▸ TO BE DONE: Please copy every line of the records below that holds the word "abstract".

▸ PROVIDED DATA:
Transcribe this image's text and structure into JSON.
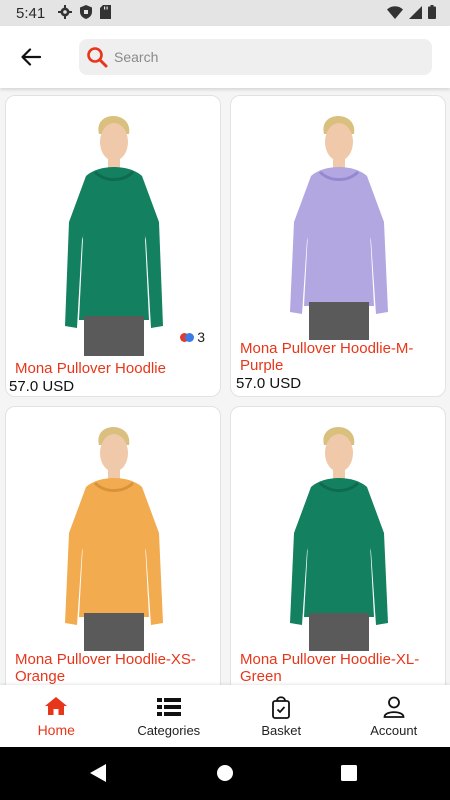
{
  "status_bar": {
    "time": "5:41"
  },
  "search": {
    "placeholder": "Search"
  },
  "products": [
    {
      "name": "Mona Pullover Hoodlie",
      "price": "57.0 USD",
      "color": "#13805f",
      "color_count": "3"
    },
    {
      "name": "Mona Pullover Hoodlie-M-Purple",
      "price": "57.0 USD",
      "color": "#b3a7e2"
    },
    {
      "name": "Mona Pullover Hoodlie-XS-Orange",
      "color": "#f2ac4f"
    },
    {
      "name": "Mona Pullover Hoodlie-XL-Green",
      "color": "#13805f"
    }
  ],
  "bottom_nav": [
    {
      "label": "Home",
      "icon": "home-icon",
      "active": true
    },
    {
      "label": "Categories",
      "icon": "list-icon"
    },
    {
      "label": "Basket",
      "icon": "basket-icon"
    },
    {
      "label": "Account",
      "icon": "account-icon"
    }
  ],
  "colors": {
    "accent": "#e8361a"
  }
}
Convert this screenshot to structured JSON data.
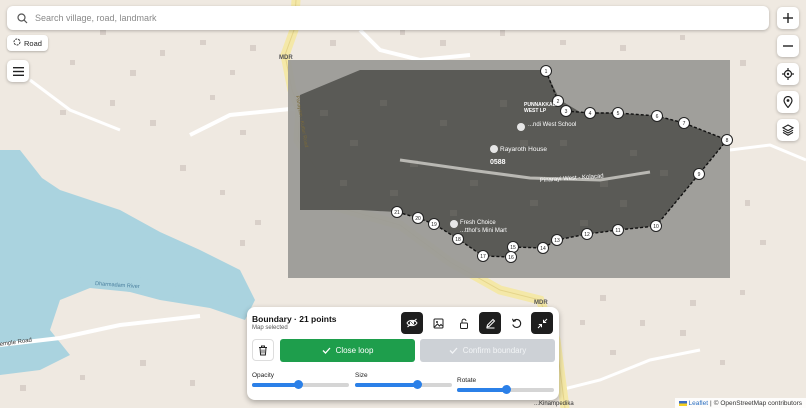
{
  "search": {
    "placeholder": "Search village, road, landmark"
  },
  "layer_chip": {
    "label": "Road"
  },
  "map": {
    "labels": {
      "school": "...ndi West School",
      "school_top1": "PUNNAKKAL",
      "school_top2": "WEST LP",
      "house": "Rayaroth House",
      "place_code": "0588",
      "road": "Pinarayi West - Kolacad",
      "shop1": "Fresh Choice",
      "shop2": "...tthol's Mini Mart",
      "road_left": "Panayam - Kuttur Road",
      "mdr_top": "MDR",
      "mdr_bottom": "MDR",
      "river": "Dharmadam River",
      "temple_road": "emple Road",
      "bottom_road": "...Kinampedika"
    },
    "boundary_points": [
      "1",
      "2",
      "3",
      "4",
      "5",
      "6",
      "7",
      "8",
      "9",
      "10",
      "11",
      "12",
      "13",
      "14",
      "15",
      "16",
      "17",
      "18",
      "19",
      "20",
      "21"
    ]
  },
  "panel": {
    "title": "Boundary · 21 points",
    "subtitle": "Map selected",
    "close_loop": "Close loop",
    "confirm": "Confirm boundary",
    "opacity_label": "Opacity",
    "size_label": "Size",
    "rotate_label": "Rotate",
    "opacity_value": 0.47,
    "size_value": 0.64,
    "rotate_value": 0.5
  },
  "attribution": {
    "leaflet": "Leaflet",
    "separator": "|",
    "osm": "© OpenStreetMap contributors"
  },
  "colors": {
    "accent_green": "#1e9e4c",
    "slider_blue": "#2b80e8",
    "disabled_gray": "#cdd1d6",
    "water": "#aad3df"
  }
}
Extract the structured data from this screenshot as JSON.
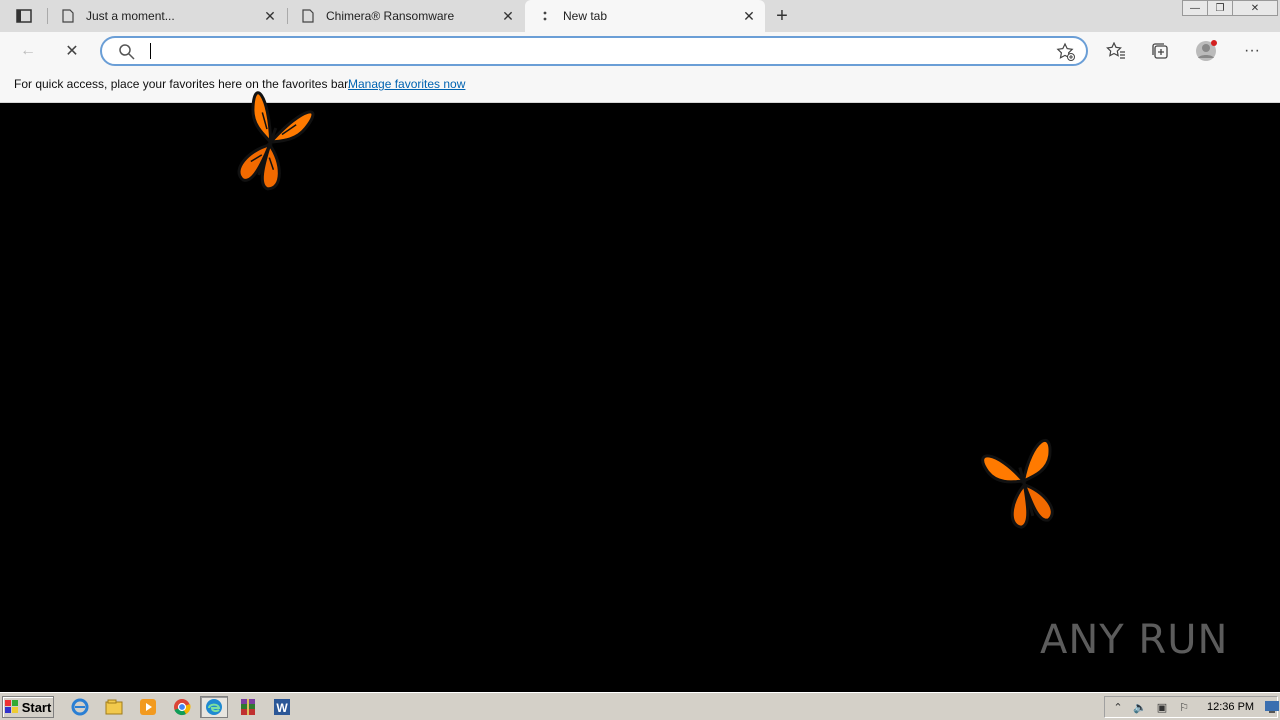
{
  "browser": {
    "tabs": [
      {
        "title": "Just a moment...",
        "active": false
      },
      {
        "title": "Chimera® Ransomware",
        "active": false
      },
      {
        "title": "New tab",
        "active": true
      }
    ],
    "address_value": "",
    "favorites_bar": {
      "message": "For quick access, place your favorites here on the favorites bar.",
      "link": "Manage favorites now"
    }
  },
  "content": {
    "background": "#000000",
    "butterfly_color": "#ff7a00"
  },
  "watermark": {
    "text": "ANY RUN"
  },
  "taskbar": {
    "start_label": "Start",
    "apps": [
      "internet-explorer-icon",
      "file-explorer-icon",
      "media-player-icon",
      "chrome-icon",
      "edge-icon",
      "winrar-icon",
      "word-icon"
    ],
    "clock": "12:36 PM"
  }
}
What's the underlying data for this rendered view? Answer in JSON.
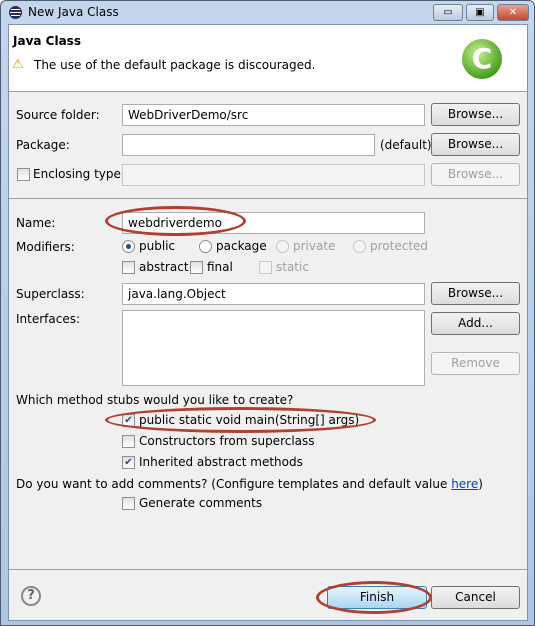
{
  "window": {
    "title": "New Java Class",
    "minimize": "▭",
    "maximize": "▣",
    "close": "✕"
  },
  "header": {
    "title": "Java Class",
    "warning": "The use of the default package is discouraged.",
    "icon": "java-class-c-icon",
    "icon_letter": "C"
  },
  "form": {
    "source_folder": {
      "label": "Source folder:",
      "value": "WebDriverDemo/src",
      "button": "Browse..."
    },
    "package": {
      "label": "Package:",
      "value": "",
      "hint": "(default)",
      "button": "Browse..."
    },
    "enclosing": {
      "label": "Enclosing type:",
      "checked": false,
      "value": "",
      "button": "Browse..."
    },
    "name": {
      "label": "Name:",
      "value": "webdriverdemo"
    },
    "modifiers": {
      "label": "Modifiers:",
      "radios": [
        "public",
        "package",
        "private",
        "protected"
      ],
      "selected": "public",
      "checks": [
        "abstract",
        "final",
        "static"
      ]
    },
    "superclass": {
      "label": "Superclass:",
      "value": "java.lang.Object",
      "button": "Browse..."
    },
    "interfaces": {
      "label": "Interfaces:",
      "add": "Add...",
      "remove": "Remove"
    },
    "stubs": {
      "question": "Which method stubs would you like to create?",
      "options": [
        {
          "label": "public static void main(String[] args)",
          "checked": true
        },
        {
          "label": "Constructors from superclass",
          "checked": false
        },
        {
          "label": "Inherited abstract methods",
          "checked": true
        }
      ]
    },
    "comments": {
      "question": "Do you want to add comments? (Configure templates and default value ",
      "link": "here",
      "close": ")",
      "option": "Generate comments",
      "checked": false
    }
  },
  "footer": {
    "help": "?",
    "finish": "Finish",
    "cancel": "Cancel"
  },
  "colors": {
    "highlight": "#b04030",
    "link": "#0645ad"
  }
}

▸ ANSWER TO THIS EXERCISE:
        "abstract",
          "label": "Inherited abstract methods",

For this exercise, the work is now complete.